EXERCISE INSTRUCTIONS:
**A)** From the nitrogen cycle text, set down the part that begins with the words containing "- Ammonification: nitrogen" and ends with "using oxidative reactions.", copied exactly.
**B)** Turn the paragraph of the nitrogen cycle text that starts "Assimilation: this is where organic molecules" into a short bulleted list that keeps its main facts.
**C)** Name every nitrogen cycle process that the nitrogen cycle text describes.

TEXT SECTION:
**********

The nitrogen cycle can be split up into five main processes.
- Assimilation: this is where organic molecules are built up inside of organisms. Plants absorb nitrates through their roots where they’re converted into nitrites. These nitrites are transported by the xylem to the leaves. Here they’re used for protein synthesis: they’re converted into ammonium ions and make amino acids after reacting with triose sugars. Animals eat plants for their nitrogen. They excrete amino acids as urea, uric acid or ammonia.
- Ammonification: nitrogen compounds reach the soil via waste products, plants and dead animals. Saprophytes convert these into ammonia which then dissolves in water to create ammonium ions.
- Nitrification: chemoautotrophic bacteria convert the ammonium first into nitrites and then into nitrates using oxidative reactions.

**********

DATA:
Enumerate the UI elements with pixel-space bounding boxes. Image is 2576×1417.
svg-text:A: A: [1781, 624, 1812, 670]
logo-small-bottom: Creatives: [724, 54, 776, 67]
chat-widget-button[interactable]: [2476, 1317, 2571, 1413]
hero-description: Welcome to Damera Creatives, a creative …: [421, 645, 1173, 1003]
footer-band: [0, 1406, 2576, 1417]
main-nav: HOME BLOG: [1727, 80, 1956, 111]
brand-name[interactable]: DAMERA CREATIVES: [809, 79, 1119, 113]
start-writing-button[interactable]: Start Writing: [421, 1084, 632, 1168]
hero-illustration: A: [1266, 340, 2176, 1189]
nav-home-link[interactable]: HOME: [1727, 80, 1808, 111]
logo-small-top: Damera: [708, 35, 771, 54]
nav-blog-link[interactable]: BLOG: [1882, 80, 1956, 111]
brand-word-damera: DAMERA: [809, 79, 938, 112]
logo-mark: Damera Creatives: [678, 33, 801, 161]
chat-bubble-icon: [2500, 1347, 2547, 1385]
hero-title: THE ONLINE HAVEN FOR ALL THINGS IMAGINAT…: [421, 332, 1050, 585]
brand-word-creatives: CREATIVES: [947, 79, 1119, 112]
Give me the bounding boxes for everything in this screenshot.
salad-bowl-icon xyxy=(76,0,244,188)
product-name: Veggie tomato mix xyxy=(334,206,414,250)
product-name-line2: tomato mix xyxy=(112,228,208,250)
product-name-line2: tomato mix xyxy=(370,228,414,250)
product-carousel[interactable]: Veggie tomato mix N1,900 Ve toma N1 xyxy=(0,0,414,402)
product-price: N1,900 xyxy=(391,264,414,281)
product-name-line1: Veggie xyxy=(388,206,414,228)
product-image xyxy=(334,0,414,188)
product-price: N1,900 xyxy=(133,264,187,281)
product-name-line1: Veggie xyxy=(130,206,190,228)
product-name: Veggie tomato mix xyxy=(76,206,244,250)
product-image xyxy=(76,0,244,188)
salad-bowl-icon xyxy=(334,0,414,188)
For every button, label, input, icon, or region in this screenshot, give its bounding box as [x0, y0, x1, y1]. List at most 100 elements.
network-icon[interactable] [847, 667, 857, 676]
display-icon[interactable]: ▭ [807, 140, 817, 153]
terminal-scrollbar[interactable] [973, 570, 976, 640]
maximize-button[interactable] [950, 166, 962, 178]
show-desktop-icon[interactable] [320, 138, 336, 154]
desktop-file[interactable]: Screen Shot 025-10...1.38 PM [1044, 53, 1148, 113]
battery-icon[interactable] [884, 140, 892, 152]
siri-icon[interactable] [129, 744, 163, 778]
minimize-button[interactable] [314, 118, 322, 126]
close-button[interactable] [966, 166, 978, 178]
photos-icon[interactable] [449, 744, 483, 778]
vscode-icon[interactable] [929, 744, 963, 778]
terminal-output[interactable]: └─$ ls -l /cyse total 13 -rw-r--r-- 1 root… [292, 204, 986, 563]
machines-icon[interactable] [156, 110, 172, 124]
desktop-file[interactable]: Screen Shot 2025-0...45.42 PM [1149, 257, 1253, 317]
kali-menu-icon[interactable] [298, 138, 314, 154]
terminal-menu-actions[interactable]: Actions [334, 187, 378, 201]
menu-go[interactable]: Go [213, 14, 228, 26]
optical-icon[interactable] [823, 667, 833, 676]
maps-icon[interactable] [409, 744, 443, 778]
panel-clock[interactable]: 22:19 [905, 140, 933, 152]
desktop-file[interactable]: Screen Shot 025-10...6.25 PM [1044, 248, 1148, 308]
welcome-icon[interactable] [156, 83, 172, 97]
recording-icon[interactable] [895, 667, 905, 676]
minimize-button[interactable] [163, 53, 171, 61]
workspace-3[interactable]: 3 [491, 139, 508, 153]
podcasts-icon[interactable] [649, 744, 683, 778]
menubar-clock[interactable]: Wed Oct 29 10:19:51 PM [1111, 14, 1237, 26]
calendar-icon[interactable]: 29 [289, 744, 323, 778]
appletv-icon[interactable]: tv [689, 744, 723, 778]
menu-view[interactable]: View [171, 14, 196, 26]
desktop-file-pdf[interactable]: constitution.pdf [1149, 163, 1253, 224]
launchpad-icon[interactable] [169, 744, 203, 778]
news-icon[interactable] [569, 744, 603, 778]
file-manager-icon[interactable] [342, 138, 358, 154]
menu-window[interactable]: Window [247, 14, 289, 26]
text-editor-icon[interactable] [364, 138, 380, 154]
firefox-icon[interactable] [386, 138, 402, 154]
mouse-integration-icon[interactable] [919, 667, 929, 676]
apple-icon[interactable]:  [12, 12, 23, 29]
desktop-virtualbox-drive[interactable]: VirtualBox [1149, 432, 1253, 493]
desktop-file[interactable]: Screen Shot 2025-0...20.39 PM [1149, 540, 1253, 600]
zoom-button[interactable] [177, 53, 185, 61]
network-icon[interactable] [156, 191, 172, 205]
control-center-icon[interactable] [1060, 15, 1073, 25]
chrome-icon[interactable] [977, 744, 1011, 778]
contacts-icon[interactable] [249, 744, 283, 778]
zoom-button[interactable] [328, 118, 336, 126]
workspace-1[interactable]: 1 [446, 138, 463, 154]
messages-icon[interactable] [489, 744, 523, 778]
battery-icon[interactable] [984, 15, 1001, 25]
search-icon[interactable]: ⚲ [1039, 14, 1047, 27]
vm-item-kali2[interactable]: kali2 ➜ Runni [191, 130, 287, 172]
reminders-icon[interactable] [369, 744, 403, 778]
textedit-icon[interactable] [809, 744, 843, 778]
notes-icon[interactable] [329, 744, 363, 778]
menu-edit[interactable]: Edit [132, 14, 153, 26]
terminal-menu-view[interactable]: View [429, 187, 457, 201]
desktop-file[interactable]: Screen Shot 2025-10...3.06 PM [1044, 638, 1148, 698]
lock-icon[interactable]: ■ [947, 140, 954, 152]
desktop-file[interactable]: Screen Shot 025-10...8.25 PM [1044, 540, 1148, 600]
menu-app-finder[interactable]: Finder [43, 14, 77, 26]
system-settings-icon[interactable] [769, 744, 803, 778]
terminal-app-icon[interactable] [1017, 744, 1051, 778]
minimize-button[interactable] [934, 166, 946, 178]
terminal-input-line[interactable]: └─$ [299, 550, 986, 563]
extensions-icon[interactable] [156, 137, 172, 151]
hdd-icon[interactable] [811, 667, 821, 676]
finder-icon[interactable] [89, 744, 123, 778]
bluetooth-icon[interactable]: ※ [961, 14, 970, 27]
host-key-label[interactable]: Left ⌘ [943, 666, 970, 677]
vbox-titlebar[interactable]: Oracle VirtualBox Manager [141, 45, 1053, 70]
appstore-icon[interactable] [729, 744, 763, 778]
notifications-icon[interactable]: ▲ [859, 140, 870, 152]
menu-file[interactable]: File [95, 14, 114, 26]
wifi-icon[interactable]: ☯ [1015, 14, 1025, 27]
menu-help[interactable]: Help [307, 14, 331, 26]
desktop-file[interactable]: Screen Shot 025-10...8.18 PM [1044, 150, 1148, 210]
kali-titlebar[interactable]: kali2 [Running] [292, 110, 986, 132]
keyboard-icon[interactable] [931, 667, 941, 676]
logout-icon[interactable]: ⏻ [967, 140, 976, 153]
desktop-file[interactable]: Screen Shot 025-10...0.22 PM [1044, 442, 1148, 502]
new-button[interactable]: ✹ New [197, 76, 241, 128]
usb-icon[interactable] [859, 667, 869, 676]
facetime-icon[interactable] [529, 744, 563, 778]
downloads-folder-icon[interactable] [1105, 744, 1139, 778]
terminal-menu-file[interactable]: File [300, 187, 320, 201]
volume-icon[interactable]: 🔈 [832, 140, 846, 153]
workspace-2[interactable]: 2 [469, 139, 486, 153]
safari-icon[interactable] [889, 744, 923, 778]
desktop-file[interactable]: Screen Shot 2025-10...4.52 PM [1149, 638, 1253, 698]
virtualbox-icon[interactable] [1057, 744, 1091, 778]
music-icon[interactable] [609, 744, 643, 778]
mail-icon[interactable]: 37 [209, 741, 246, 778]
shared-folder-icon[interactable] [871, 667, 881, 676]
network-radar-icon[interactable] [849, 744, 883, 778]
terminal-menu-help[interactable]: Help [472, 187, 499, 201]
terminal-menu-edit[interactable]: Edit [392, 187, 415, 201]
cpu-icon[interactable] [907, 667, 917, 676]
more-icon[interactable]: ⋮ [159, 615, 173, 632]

**********

SOLUTIONS IN ORDER:
**A)**
- Ammonification: nitrogen compounds reach the soil via waste products, plants and dead animals. Saprophytes convert these into ammonia which then dissolves in water to create ammonium ions.
- Nitrification: chemoautotrophic bacteria convert the ammonium first into nitrites and then into nitrates using oxidative reactions.

**B)**
- Assimilation is where organisms build up organic molecules.
- Plants take in nitrates through their roots and convert them into nitrites.
- The xylem carries the nitrites to the leaves.
- In the leaves, the nitrites are converted into ammonium ions, which react with triose sugars to make amino acids for protein synthesis.
- Animals get their nitrogen by eating plants.
- Animals excrete amino acids as urea, uric acid or ammonia.

**C)**
- Assimilation
- Ammonification
- Nitrification